WHAT THE EXERCISE ASKS. Pick out and copy every line below that has the word "name".

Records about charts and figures
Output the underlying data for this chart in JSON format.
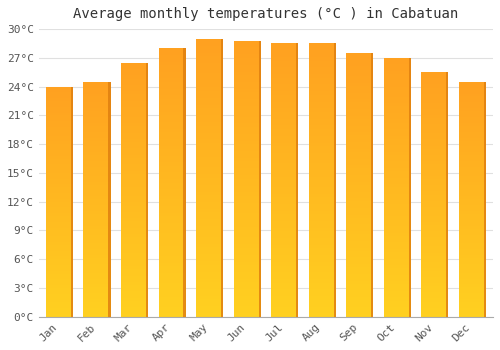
{
  "title": "Average monthly temperatures (°C ) in Cabatuan",
  "months": [
    "Jan",
    "Feb",
    "Mar",
    "Apr",
    "May",
    "Jun",
    "Jul",
    "Aug",
    "Sep",
    "Oct",
    "Nov",
    "Dec"
  ],
  "temperatures": [
    24.0,
    24.5,
    26.5,
    28.0,
    29.0,
    28.8,
    28.5,
    28.5,
    27.5,
    27.0,
    25.5,
    24.5
  ],
  "bar_color_bottom": "#FFD020",
  "bar_color_top": "#FFA020",
  "bar_edge_color": "#E08010",
  "ylim": [
    0,
    30
  ],
  "yticks": [
    0,
    3,
    6,
    9,
    12,
    15,
    18,
    21,
    24,
    27,
    30
  ],
  "ytick_labels": [
    "0°C",
    "3°C",
    "6°C",
    "9°C",
    "12°C",
    "15°C",
    "18°C",
    "21°C",
    "24°C",
    "27°C",
    "30°C"
  ],
  "background_color": "#ffffff",
  "grid_color": "#e0e0e0",
  "title_fontsize": 10,
  "tick_fontsize": 8,
  "bar_width": 0.72
}
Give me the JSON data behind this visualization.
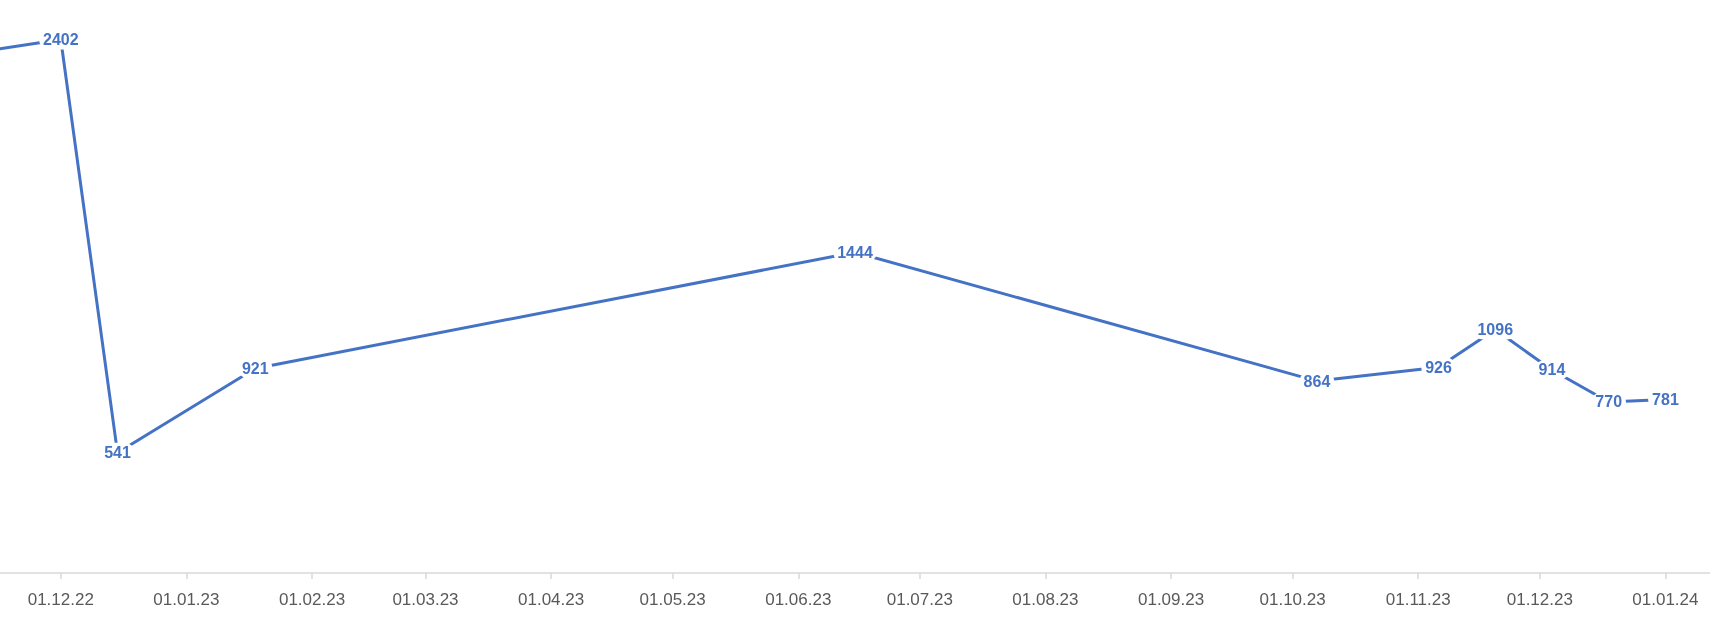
{
  "chart_data": {
    "type": "line",
    "x": [
      "2022-11-16",
      "2022-12-01",
      "2022-12-15",
      "2023-01-18",
      "2023-06-15",
      "2023-10-07",
      "2023-11-06",
      "2023-11-20",
      "2023-12-04",
      "2023-12-18",
      "2024-01-01"
    ],
    "series": [
      {
        "color": "#4472c4",
        "values": [
          2360,
          2402,
          541,
          921,
          1444,
          864,
          926,
          1096,
          914,
          770,
          781
        ],
        "value_labels": [
          null,
          "2402",
          "541",
          "921",
          "1444",
          "864",
          "926",
          "1096",
          "914",
          "770",
          "781"
        ]
      }
    ],
    "xlim": [
      "2022-11-16",
      "2024-01-12"
    ],
    "xticks": [
      {
        "value": "2022-12-01",
        "label": "01.12.22"
      },
      {
        "value": "2023-01-01",
        "label": "01.01.23"
      },
      {
        "value": "2023-02-01",
        "label": "01.02.23"
      },
      {
        "value": "2023-03-01",
        "label": "01.03.23"
      },
      {
        "value": "2023-04-01",
        "label": "01.04.23"
      },
      {
        "value": "2023-05-01",
        "label": "01.05.23"
      },
      {
        "value": "2023-06-01",
        "label": "01.06.23"
      },
      {
        "value": "2023-07-01",
        "label": "01.07.23"
      },
      {
        "value": "2023-08-01",
        "label": "01.08.23"
      },
      {
        "value": "2023-09-01",
        "label": "01.09.23"
      },
      {
        "value": "2023-10-01",
        "label": "01.10.23"
      },
      {
        "value": "2023-11-01",
        "label": "01.11.23"
      },
      {
        "value": "2023-12-01",
        "label": "01.12.23"
      },
      {
        "value": "2024-01-01",
        "label": "01.01.24"
      }
    ],
    "tick_labels": "x",
    "grid": false,
    "marker": "none",
    "line_style": "solid"
  }
}
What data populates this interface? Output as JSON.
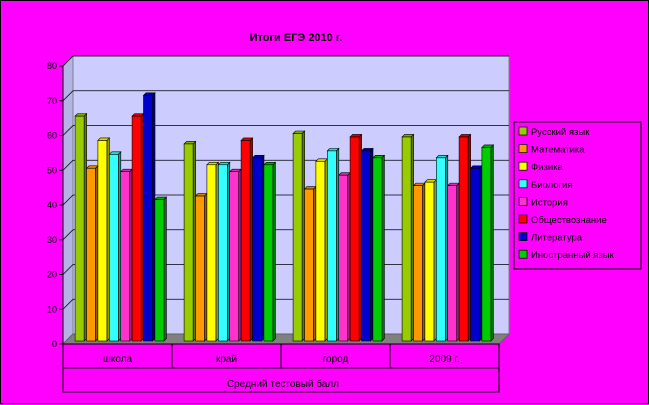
{
  "chart_data": {
    "type": "bar",
    "title": "Итоги ЕГЭ 2010 г.",
    "xlabel": "Средний тестовый балл",
    "ylabel": "",
    "ylim": [
      0,
      80
    ],
    "yticks": [
      0,
      10,
      20,
      30,
      40,
      50,
      60,
      70,
      80
    ],
    "categories": [
      "школа",
      "край",
      "город",
      "2009 г."
    ],
    "series": [
      {
        "name": "Русский язык",
        "color": "#99cc00",
        "values": [
          65,
          57,
          60,
          59
        ]
      },
      {
        "name": "Математика",
        "color": "#ff9900",
        "values": [
          50,
          42,
          44,
          45
        ]
      },
      {
        "name": "Физика",
        "color": "#ffff00",
        "values": [
          58,
          51,
          52,
          46
        ]
      },
      {
        "name": "Биология",
        "color": "#33ffff",
        "values": [
          54,
          51,
          55,
          53
        ]
      },
      {
        "name": "История",
        "color": "#ff33cc",
        "values": [
          49,
          49,
          48,
          45
        ]
      },
      {
        "name": "Обществознание",
        "color": "#ff0000",
        "values": [
          65,
          58,
          59,
          59
        ]
      },
      {
        "name": "Литература",
        "color": "#0000cc",
        "values": [
          71,
          53,
          55,
          50
        ]
      },
      {
        "name": "Иностранный язык",
        "color": "#00cc00",
        "values": [
          41,
          51,
          53,
          56
        ]
      }
    ],
    "grid": true,
    "legend_position": "right",
    "plot_background": "#ccccff",
    "chart_background": "#ff00ff"
  }
}
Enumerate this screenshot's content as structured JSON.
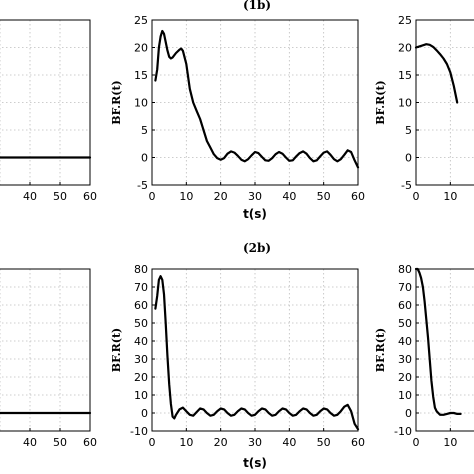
{
  "chart_data": [
    {
      "type": "line",
      "id": "r1-left",
      "title": "",
      "xlabel": "",
      "ylabel": "",
      "xlim": [
        0,
        60
      ],
      "xticks": [
        "40",
        "50",
        "60"
      ],
      "ylim": [
        -5,
        25
      ],
      "yticks": [],
      "grid": true,
      "series": [
        {
          "x": [
            0,
            10,
            20,
            30,
            40,
            50,
            60
          ],
          "y": [
            0,
            0,
            0,
            0,
            0,
            0,
            0
          ]
        }
      ]
    },
    {
      "type": "line",
      "id": "r1-mid",
      "title": "(1b)",
      "xlabel": "t(s)",
      "ylabel": "BF.R(t)",
      "xlim": [
        0,
        60
      ],
      "xticks": [
        "0",
        "10",
        "20",
        "30",
        "40",
        "50",
        "60"
      ],
      "ylim": [
        -5,
        25
      ],
      "yticks": [
        "25",
        "20",
        "15",
        "10",
        "5",
        "0",
        "-5"
      ],
      "grid": true,
      "series": [
        {
          "x": [
            1,
            1.5,
            2,
            2.5,
            3,
            3.5,
            4,
            4.5,
            5,
            5.5,
            6,
            7,
            8,
            8.5,
            9,
            10,
            11,
            12,
            13,
            14,
            15,
            16,
            17,
            18,
            19,
            20,
            21,
            22,
            23,
            24,
            25,
            26,
            27,
            28,
            29,
            30,
            31,
            32,
            33,
            34,
            35,
            36,
            37,
            38,
            39,
            40,
            41,
            42,
            43,
            44,
            45,
            46,
            47,
            48,
            49,
            50,
            51,
            52,
            53,
            54,
            55,
            56,
            57,
            58,
            59,
            60
          ],
          "y": [
            14,
            16,
            20,
            22,
            23,
            22.5,
            21,
            19.5,
            18.3,
            18,
            18.2,
            19,
            19.6,
            19.8,
            19.4,
            17,
            12.5,
            10,
            8.5,
            7,
            5,
            3,
            1.8,
            0.6,
            -0.1,
            -0.4,
            -0.1,
            0.7,
            1.1,
            0.9,
            0.3,
            -0.4,
            -0.7,
            -0.3,
            0.4,
            1.0,
            0.8,
            0.1,
            -0.5,
            -0.6,
            -0.1,
            0.6,
            1.0,
            0.7,
            0,
            -0.6,
            -0.5,
            0.2,
            0.8,
            1.1,
            0.7,
            -0.1,
            -0.7,
            -0.5,
            0.2,
            0.9,
            1.1,
            0.5,
            -0.3,
            -0.7,
            -0.3,
            0.5,
            1.3,
            1.0,
            -0.5,
            -1.8
          ]
        }
      ]
    },
    {
      "type": "line",
      "id": "r1-right",
      "title": "",
      "xlabel": "",
      "ylabel": "BF.R(t)",
      "xlim": [
        0,
        60
      ],
      "xticks": [
        "0",
        "10"
      ],
      "ylim": [
        -5,
        25
      ],
      "yticks": [
        "25",
        "20",
        "15",
        "10",
        "5",
        "0",
        "-5"
      ],
      "grid": true,
      "series": [
        {
          "x": [
            0,
            1,
            2,
            3,
            4,
            5,
            6,
            7,
            8,
            9,
            10,
            11,
            12
          ],
          "y": [
            20,
            20.2,
            20.4,
            20.6,
            20.5,
            20.1,
            19.5,
            18.8,
            18,
            17,
            15.5,
            13,
            10
          ]
        }
      ]
    },
    {
      "type": "line",
      "id": "r2-left",
      "title": "",
      "xlabel": "",
      "ylabel": "",
      "xlim": [
        0,
        60
      ],
      "xticks": [
        "40",
        "50",
        "60"
      ],
      "ylim": [
        -10,
        80
      ],
      "yticks": [],
      "grid": true,
      "series": [
        {
          "x": [
            0,
            10,
            20,
            30,
            40,
            50,
            60
          ],
          "y": [
            0,
            0,
            0,
            0,
            0,
            0,
            0
          ]
        }
      ]
    },
    {
      "type": "line",
      "id": "r2-mid",
      "title": "(2b)",
      "xlabel": "t(s)",
      "ylabel": "BF.R(t)",
      "xlim": [
        0,
        60
      ],
      "xticks": [
        "0",
        "10",
        "20",
        "30",
        "40",
        "50",
        "60"
      ],
      "ylim": [
        -10,
        80
      ],
      "yticks": [
        "80",
        "70",
        "60",
        "50",
        "40",
        "30",
        "20",
        "10",
        "0",
        "-10"
      ],
      "grid": true,
      "series": [
        {
          "x": [
            1,
            1.5,
            2,
            2.5,
            3,
            3.5,
            4,
            4.5,
            5,
            5.5,
            6,
            6.5,
            7,
            8,
            9,
            10,
            11,
            12,
            13,
            14,
            15,
            16,
            17,
            18,
            19,
            20,
            21,
            22,
            23,
            24,
            25,
            26,
            27,
            28,
            29,
            30,
            31,
            32,
            33,
            34,
            35,
            36,
            37,
            38,
            39,
            40,
            41,
            42,
            43,
            44,
            45,
            46,
            47,
            48,
            49,
            50,
            51,
            52,
            53,
            54,
            55,
            56,
            57,
            58,
            59,
            60
          ],
          "y": [
            58,
            65,
            74,
            76,
            74,
            66,
            50,
            32,
            16,
            5,
            -2,
            -3,
            -1,
            2,
            3,
            1,
            -1,
            -1.5,
            0.5,
            2.5,
            2,
            0,
            -1.5,
            -1,
            1,
            2.5,
            2,
            0,
            -1.5,
            -1,
            1,
            2.5,
            2,
            0,
            -1.5,
            -1,
            1,
            2.5,
            2,
            0,
            -1.5,
            -1,
            1,
            2.5,
            2,
            0,
            -1.5,
            -1,
            1,
            2.5,
            2,
            0,
            -1.5,
            -1,
            1,
            2.5,
            2,
            0,
            -1.5,
            -1,
            1,
            3.5,
            4.5,
            1,
            -6,
            -9
          ]
        }
      ]
    },
    {
      "type": "line",
      "id": "r2-right",
      "title": "",
      "xlabel": "",
      "ylabel": "BF.R(t)",
      "xlim": [
        0,
        60
      ],
      "xticks": [
        "0",
        "10"
      ],
      "ylim": [
        -10,
        80
      ],
      "yticks": [
        "80",
        "70",
        "60",
        "50",
        "40",
        "30",
        "20",
        "10",
        "0",
        "-10"
      ],
      "grid": true,
      "series": [
        {
          "x": [
            0,
            0.5,
            1,
            1.5,
            2,
            2.5,
            3,
            3.5,
            4,
            4.5,
            5,
            5.5,
            6,
            7,
            8,
            9,
            10,
            11,
            12,
            13
          ],
          "y": [
            80,
            80,
            78,
            75,
            70,
            62,
            52,
            42,
            30,
            18,
            9,
            3,
            1,
            -1,
            -1,
            -0.5,
            0,
            0,
            -0.5,
            -0.5
          ]
        }
      ]
    }
  ]
}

RESULT OF THIS EXERCISE.
        "name": "Русский язык",
        "name": "Математика",
        "name": "Физика",
        "name": "Биология",
        "name": "История",
        "name": "Обществознание",
        "name": "Литература",
        "name": "Иностранный язык",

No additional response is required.